**What is being asked**
Retype only what runs from the line that contains "Transcribe this image's" through the last line of the listing below, both lines included.

Data records
····················
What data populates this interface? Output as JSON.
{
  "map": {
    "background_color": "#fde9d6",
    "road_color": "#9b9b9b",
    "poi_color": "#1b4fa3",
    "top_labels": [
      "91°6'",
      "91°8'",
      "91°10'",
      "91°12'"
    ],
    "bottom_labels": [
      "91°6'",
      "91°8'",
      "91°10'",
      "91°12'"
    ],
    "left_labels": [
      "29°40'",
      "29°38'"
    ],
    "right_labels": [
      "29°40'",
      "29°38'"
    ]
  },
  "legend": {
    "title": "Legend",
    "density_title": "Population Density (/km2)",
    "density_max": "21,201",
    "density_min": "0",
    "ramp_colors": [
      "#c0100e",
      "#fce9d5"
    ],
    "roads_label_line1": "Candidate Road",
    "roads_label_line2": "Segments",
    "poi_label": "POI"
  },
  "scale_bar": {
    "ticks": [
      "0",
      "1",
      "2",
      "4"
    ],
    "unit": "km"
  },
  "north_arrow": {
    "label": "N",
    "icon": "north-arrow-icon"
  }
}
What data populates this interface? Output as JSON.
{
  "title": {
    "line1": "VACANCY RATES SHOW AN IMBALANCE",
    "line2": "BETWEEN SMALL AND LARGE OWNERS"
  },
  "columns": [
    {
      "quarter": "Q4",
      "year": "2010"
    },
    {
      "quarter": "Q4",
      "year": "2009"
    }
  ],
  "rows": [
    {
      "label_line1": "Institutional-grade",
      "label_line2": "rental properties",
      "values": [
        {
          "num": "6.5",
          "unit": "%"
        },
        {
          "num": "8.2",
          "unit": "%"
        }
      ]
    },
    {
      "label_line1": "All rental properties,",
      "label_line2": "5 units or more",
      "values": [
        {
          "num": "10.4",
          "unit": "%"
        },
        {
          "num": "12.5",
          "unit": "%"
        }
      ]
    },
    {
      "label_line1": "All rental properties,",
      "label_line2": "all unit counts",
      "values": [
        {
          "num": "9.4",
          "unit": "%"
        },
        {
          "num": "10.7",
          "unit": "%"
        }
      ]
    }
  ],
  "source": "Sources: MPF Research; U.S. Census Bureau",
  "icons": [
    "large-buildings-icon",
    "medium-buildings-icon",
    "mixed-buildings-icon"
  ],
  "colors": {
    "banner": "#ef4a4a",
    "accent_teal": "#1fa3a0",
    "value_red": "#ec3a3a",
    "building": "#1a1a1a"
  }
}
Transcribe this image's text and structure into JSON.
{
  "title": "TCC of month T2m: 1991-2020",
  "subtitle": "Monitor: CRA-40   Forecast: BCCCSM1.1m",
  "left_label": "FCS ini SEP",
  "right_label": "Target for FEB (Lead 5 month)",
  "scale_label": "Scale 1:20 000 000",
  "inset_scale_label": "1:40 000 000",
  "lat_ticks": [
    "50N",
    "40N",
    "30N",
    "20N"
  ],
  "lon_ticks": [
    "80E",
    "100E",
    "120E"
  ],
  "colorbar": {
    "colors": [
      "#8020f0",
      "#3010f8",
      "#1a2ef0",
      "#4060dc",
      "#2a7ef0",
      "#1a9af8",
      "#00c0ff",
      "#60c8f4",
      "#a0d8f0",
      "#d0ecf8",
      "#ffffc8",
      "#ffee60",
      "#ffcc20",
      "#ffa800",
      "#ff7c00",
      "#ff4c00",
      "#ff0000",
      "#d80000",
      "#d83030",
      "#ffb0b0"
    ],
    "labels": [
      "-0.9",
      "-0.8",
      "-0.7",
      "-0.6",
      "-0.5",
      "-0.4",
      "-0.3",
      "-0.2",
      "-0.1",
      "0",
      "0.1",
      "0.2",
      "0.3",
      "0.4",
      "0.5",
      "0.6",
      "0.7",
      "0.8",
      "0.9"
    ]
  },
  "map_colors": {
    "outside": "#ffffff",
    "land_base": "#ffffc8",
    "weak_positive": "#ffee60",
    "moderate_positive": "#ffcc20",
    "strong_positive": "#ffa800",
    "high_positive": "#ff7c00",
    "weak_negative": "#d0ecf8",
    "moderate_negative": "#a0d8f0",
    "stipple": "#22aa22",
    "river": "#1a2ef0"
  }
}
····················
**Finished exercise**
Transcribe this image's text and structure into JSON.
{
  "title": "TCC of month T2m: 1991-2020",
  "subtitle": "Monitor: CRA-40   Forecast: BCCCSM1.1m",
  "left_label": "FCS ini SEP",
  "right_label": "Target for FEB (Lead 5 month)",
  "scale_label": "Scale 1:20 000 000",
  "inset_scale_label": "1:40 000 000",
  "lat_ticks": [
    "50N",
    "40N",
    "30N",
    "20N"
  ],
  "lon_ticks": [
    "80E",
    "100E",
    "120E"
  ],
  "colorbar": {
    "colors": [
      "#8020f0",
      "#3010f8",
      "#1a2ef0",
      "#4060dc",
      "#2a7ef0",
      "#1a9af8",
      "#00c0ff",
      "#60c8f4",
      "#a0d8f0",
      "#d0ecf8",
      "#ffffc8",
      "#ffee60",
      "#ffcc20",
      "#ffa800",
      "#ff7c00",
      "#ff4c00",
      "#ff0000",
      "#d80000",
      "#d83030",
      "#ffb0b0"
    ],
    "labels": [
      "-0.9",
      "-0.8",
      "-0.7",
      "-0.6",
      "-0.5",
      "-0.4",
      "-0.3",
      "-0.2",
      "-0.1",
      "0",
      "0.1",
      "0.2",
      "0.3",
      "0.4",
      "0.5",
      "0.6",
      "0.7",
      "0.8",
      "0.9"
    ]
  },
  "map_colors": {
    "outside": "#ffffff",
    "land_base": "#ffffc8",
    "weak_positive": "#ffee60",
    "moderate_positive": "#ffcc20",
    "strong_positive": "#ffa800",
    "high_positive": "#ff7c00",
    "weak_negative": "#d0ecf8",
    "moderate_negative": "#a0d8f0",
    "stipple": "#22aa22",
    "river": "#1a2ef0"
  }
}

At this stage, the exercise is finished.